┏━━
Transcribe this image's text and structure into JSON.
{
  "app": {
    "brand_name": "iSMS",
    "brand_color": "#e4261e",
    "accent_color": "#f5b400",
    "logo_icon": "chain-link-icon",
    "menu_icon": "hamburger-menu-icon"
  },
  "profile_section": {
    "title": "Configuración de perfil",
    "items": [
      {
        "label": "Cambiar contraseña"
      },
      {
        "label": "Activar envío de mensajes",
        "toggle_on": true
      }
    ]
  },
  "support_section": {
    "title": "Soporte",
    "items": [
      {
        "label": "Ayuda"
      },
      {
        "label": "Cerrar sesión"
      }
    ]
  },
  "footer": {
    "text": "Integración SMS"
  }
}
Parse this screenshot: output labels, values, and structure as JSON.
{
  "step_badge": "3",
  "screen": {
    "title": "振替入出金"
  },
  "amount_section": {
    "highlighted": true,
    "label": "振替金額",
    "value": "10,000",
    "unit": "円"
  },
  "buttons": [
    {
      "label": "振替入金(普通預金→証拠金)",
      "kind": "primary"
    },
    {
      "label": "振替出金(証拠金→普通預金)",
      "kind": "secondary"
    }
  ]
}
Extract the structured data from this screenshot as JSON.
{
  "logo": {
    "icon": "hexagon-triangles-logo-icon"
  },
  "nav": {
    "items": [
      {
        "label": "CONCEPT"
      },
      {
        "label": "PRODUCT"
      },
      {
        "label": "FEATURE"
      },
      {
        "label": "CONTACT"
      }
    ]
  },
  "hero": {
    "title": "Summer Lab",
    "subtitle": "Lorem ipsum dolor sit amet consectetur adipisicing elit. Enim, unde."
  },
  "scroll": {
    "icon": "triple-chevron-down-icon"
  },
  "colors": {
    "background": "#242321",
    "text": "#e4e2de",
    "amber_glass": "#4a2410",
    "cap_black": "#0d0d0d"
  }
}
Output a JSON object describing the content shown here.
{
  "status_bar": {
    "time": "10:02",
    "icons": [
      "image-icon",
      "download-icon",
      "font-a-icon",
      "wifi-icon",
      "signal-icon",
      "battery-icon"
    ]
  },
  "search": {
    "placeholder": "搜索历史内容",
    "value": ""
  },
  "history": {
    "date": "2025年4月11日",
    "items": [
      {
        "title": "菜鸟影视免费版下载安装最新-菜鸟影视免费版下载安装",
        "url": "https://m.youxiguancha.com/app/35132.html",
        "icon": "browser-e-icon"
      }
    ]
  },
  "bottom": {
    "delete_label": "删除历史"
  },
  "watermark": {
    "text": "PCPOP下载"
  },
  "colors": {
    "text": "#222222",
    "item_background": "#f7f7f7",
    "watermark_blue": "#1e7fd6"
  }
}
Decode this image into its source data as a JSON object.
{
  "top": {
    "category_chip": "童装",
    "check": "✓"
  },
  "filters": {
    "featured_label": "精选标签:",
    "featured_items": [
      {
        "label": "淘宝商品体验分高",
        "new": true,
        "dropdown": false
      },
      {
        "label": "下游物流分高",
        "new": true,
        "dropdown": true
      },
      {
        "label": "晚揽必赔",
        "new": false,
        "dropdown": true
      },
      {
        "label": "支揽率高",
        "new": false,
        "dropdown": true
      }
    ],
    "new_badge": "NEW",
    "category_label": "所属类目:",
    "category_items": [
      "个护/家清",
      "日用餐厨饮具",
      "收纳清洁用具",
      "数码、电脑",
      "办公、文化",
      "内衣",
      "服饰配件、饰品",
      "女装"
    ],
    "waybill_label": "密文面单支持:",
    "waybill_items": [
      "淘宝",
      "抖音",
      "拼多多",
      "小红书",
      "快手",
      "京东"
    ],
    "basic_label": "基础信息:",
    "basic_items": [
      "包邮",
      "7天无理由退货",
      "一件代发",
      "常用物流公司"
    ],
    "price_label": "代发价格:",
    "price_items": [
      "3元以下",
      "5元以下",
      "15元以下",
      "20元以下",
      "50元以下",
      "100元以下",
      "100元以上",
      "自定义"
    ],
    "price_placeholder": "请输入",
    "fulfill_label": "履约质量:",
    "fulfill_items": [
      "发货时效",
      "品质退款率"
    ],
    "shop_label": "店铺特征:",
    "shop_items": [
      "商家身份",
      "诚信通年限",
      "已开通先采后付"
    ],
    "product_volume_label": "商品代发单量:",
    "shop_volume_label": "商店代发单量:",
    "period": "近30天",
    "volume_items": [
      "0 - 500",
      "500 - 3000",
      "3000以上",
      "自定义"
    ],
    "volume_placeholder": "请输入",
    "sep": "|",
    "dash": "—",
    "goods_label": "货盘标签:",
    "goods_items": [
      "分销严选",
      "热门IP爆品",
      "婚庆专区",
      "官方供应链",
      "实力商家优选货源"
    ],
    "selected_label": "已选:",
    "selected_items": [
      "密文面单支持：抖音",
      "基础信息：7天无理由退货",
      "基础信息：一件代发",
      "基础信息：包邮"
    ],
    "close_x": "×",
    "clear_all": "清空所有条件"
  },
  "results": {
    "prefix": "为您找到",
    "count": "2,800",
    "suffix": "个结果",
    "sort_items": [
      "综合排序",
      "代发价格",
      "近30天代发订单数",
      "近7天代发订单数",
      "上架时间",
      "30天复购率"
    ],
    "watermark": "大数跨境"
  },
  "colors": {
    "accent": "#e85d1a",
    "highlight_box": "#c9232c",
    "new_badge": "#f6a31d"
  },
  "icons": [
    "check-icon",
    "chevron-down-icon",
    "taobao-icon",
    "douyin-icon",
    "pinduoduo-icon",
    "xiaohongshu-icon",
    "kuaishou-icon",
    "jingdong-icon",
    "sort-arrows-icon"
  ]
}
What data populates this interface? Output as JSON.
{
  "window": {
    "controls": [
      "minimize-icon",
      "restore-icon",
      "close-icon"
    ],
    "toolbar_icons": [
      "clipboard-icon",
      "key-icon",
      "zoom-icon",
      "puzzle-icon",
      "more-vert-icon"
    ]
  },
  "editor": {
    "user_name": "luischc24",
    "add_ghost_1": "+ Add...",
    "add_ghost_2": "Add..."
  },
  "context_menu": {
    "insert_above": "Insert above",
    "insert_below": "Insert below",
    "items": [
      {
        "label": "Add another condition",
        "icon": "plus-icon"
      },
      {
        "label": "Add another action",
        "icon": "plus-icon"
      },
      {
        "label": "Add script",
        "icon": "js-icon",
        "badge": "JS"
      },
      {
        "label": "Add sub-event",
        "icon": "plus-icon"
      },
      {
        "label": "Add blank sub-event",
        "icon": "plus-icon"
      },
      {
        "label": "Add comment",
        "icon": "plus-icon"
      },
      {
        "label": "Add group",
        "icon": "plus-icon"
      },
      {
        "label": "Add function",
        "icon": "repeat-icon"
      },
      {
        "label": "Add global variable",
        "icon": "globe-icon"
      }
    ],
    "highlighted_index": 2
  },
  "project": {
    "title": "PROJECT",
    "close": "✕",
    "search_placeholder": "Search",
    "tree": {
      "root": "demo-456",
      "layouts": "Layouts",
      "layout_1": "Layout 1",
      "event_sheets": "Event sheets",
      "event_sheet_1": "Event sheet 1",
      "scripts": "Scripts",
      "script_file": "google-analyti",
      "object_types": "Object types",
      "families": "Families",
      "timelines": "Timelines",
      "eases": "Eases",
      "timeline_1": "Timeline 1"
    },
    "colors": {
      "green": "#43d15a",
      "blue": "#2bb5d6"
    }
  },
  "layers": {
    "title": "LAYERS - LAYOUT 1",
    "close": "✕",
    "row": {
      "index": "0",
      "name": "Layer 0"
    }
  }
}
┗━━
Print the listing above in its entirety, with every line exact.

Transcribe this image's text and structure into JSON.
{
  "app": {
    "brand_name": "iSMS",
    "brand_color": "#e4261e",
    "accent_color": "#f5b400",
    "logo_icon": "chain-link-icon",
    "menu_icon": "hamburger-menu-icon"
  },
  "profile_section": {
    "title": "Configuración de perfil",
    "items": [
      {
        "label": "Cambiar contraseña"
      },
      {
        "label": "Activar envío de mensajes",
        "toggle_on": true
      }
    ]
  },
  "support_section": {
    "title": "Soporte",
    "items": [
      {
        "label": "Ayuda"
      },
      {
        "label": "Cerrar sesión"
      }
    ]
  },
  "footer": {
    "text": "Integración SMS"
  }
}
Parse this screenshot: output labels, values, and structure as JSON.
{
  "step_badge": "3",
  "screen": {
    "title": "振替入出金"
  },
  "amount_section": {
    "highlighted": true,
    "label": "振替金額",
    "value": "10,000",
    "unit": "円"
  },
  "buttons": [
    {
      "label": "振替入金(普通預金→証拠金)",
      "kind": "primary"
    },
    {
      "label": "振替出金(証拠金→普通預金)",
      "kind": "secondary"
    }
  ]
}
Extract the structured data from this screenshot as JSON.
{
  "logo": {
    "icon": "hexagon-triangles-logo-icon"
  },
  "nav": {
    "items": [
      {
        "label": "CONCEPT"
      },
      {
        "label": "PRODUCT"
      },
      {
        "label": "FEATURE"
      },
      {
        "label": "CONTACT"
      }
    ]
  },
  "hero": {
    "title": "Summer Lab",
    "subtitle": "Lorem ipsum dolor sit amet consectetur adipisicing elit. Enim, unde."
  },
  "scroll": {
    "icon": "triple-chevron-down-icon"
  },
  "colors": {
    "background": "#242321",
    "text": "#e4e2de",
    "amber_glass": "#4a2410",
    "cap_black": "#0d0d0d"
  }
}
Output a JSON object describing the content shown here.
{
  "status_bar": {
    "time": "10:02",
    "icons": [
      "image-icon",
      "download-icon",
      "font-a-icon",
      "wifi-icon",
      "signal-icon",
      "battery-icon"
    ]
  },
  "search": {
    "placeholder": "搜索历史内容",
    "value": ""
  },
  "history": {
    "date": "2025年4月11日",
    "items": [
      {
        "title": "菜鸟影视免费版下载安装最新-菜鸟影视免费版下载安装",
        "url": "https://m.youxiguancha.com/app/35132.html",
        "icon": "browser-e-icon"
      }
    ]
  },
  "bottom": {
    "delete_label": "删除历史"
  },
  "watermark": {
    "text": "PCPOP下载"
  },
  "colors": {
    "text": "#222222",
    "item_background": "#f7f7f7",
    "watermark_blue": "#1e7fd6"
  }
}
Decode this image into its source data as a JSON object.
{
  "top": {
    "category_chip": "童装",
    "check": "✓"
  },
  "filters": {
    "featured_label": "精选标签:",
    "featured_items": [
      {
        "label": "淘宝商品体验分高",
        "new": true,
        "dropdown": false
      },
      {
        "label": "下游物流分高",
        "new": true,
        "dropdown": true
      },
      {
        "label": "晚揽必赔",
        "new": false,
        "dropdown": true
      },
      {
        "label": "支揽率高",
        "new": false,
        "dropdown": true
      }
    ],
    "new_badge": "NEW",
    "category_label": "所属类目:",
    "category_items": [
      "个护/家清",
      "日用餐厨饮具",
      "收纳清洁用具",
      "数码、电脑",
      "办公、文化",
      "内衣",
      "服饰配件、饰品",
      "女装"
    ],
    "waybill_label": "密文面单支持:",
    "waybill_items": [
      "淘宝",
      "抖音",
      "拼多多",
      "小红书",
      "快手",
      "京东"
    ],
    "basic_label": "基础信息:",
    "basic_items": [
      "包邮",
      "7天无理由退货",
      "一件代发",
      "常用物流公司"
    ],
    "price_label": "代发价格:",
    "price_items": [
      "3元以下",
      "5元以下",
      "15元以下",
      "20元以下",
      "50元以下",
      "100元以下",
      "100元以上",
      "自定义"
    ],
    "price_placeholder": "请输入",
    "fulfill_label": "履约质量:",
    "fulfill_items": [
      "发货时效",
      "品质退款率"
    ],
    "shop_label": "店铺特征:",
    "shop_items": [
      "商家身份",
      "诚信通年限",
      "已开通先采后付"
    ],
    "product_volume_label": "商品代发单量:",
    "shop_volume_label": "商店代发单量:",
    "period": "近30天",
    "volume_items": [
      "0 - 500",
      "500 - 3000",
      "3000以上",
      "自定义"
    ],
    "volume_placeholder": "请输入",
    "sep": "|",
    "dash": "—",
    "goods_label": "货盘标签:",
    "goods_items": [
      "分销严选",
      "热门IP爆品",
      "婚庆专区",
      "官方供应链",
      "实力商家优选货源"
    ],
    "selected_label": "已选:",
    "selected_items": [
      "密文面单支持：抖音",
      "基础信息：7天无理由退货",
      "基础信息：一件代发",
      "基础信息：包邮"
    ],
    "close_x": "×",
    "clear_all": "清空所有条件"
  },
  "results": {
    "prefix": "为您找到",
    "count": "2,800",
    "suffix": "个结果",
    "sort_items": [
      "综合排序",
      "代发价格",
      "近30天代发订单数",
      "近7天代发订单数",
      "上架时间",
      "30天复购率"
    ],
    "watermark": "大数跨境"
  },
  "colors": {
    "accent": "#e85d1a",
    "highlight_box": "#c9232c",
    "new_badge": "#f6a31d"
  },
  "icons": [
    "check-icon",
    "chevron-down-icon",
    "taobao-icon",
    "douyin-icon",
    "pinduoduo-icon",
    "xiaohongshu-icon",
    "kuaishou-icon",
    "jingdong-icon",
    "sort-arrows-icon"
  ]
}
What data populates this interface? Output as JSON.
{
  "window": {
    "controls": [
      "minimize-icon",
      "restore-icon",
      "close-icon"
    ],
    "toolbar_icons": [
      "clipboard-icon",
      "key-icon",
      "zoom-icon",
      "puzzle-icon",
      "more-vert-icon"
    ]
  },
  "editor": {
    "user_name": "luischc24",
    "add_ghost_1": "+ Add...",
    "add_ghost_2": "Add..."
  },
  "context_menu": {
    "insert_above": "Insert above",
    "insert_below": "Insert below",
    "items": [
      {
        "label": "Add another condition",
        "icon": "plus-icon"
      },
      {
        "label": "Add another action",
        "icon": "plus-icon"
      },
      {
        "label": "Add script",
        "icon": "js-icon",
        "badge": "JS"
      },
      {
        "label": "Add sub-event",
        "icon": "plus-icon"
      },
      {
        "label": "Add blank sub-event",
        "icon": "plus-icon"
      },
      {
        "label": "Add comment",
        "icon": "plus-icon"
      },
      {
        "label": "Add group",
        "icon": "plus-icon"
      },
      {
        "label": "Add function",
        "icon": "repeat-icon"
      },
      {
        "label": "Add global variable",
        "icon": "globe-icon"
      }
    ],
    "highlighted_index": 2
  },
  "project": {
    "title": "PROJECT",
    "close": "✕",
    "search_placeholder": "Search",
    "tree": {
      "root": "demo-456",
      "layouts": "Layouts",
      "layout_1": "Layout 1",
      "event_sheets": "Event sheets",
      "event_sheet_1": "Event sheet 1",
      "scripts": "Scripts",
      "script_file": "google-analyti",
      "object_types": "Object types",
      "families": "Families",
      "timelines": "Timelines",
      "eases": "Eases",
      "timeline_1": "Timeline 1"
    },
    "colors": {
      "green": "#43d15a",
      "blue": "#2bb5d6"
    }
  },
  "layers": {
    "title": "LAYERS - LAYOUT 1",
    "close": "✕",
    "row": {
      "index": "0",
      "name": "Layer 0"
    }
  }
}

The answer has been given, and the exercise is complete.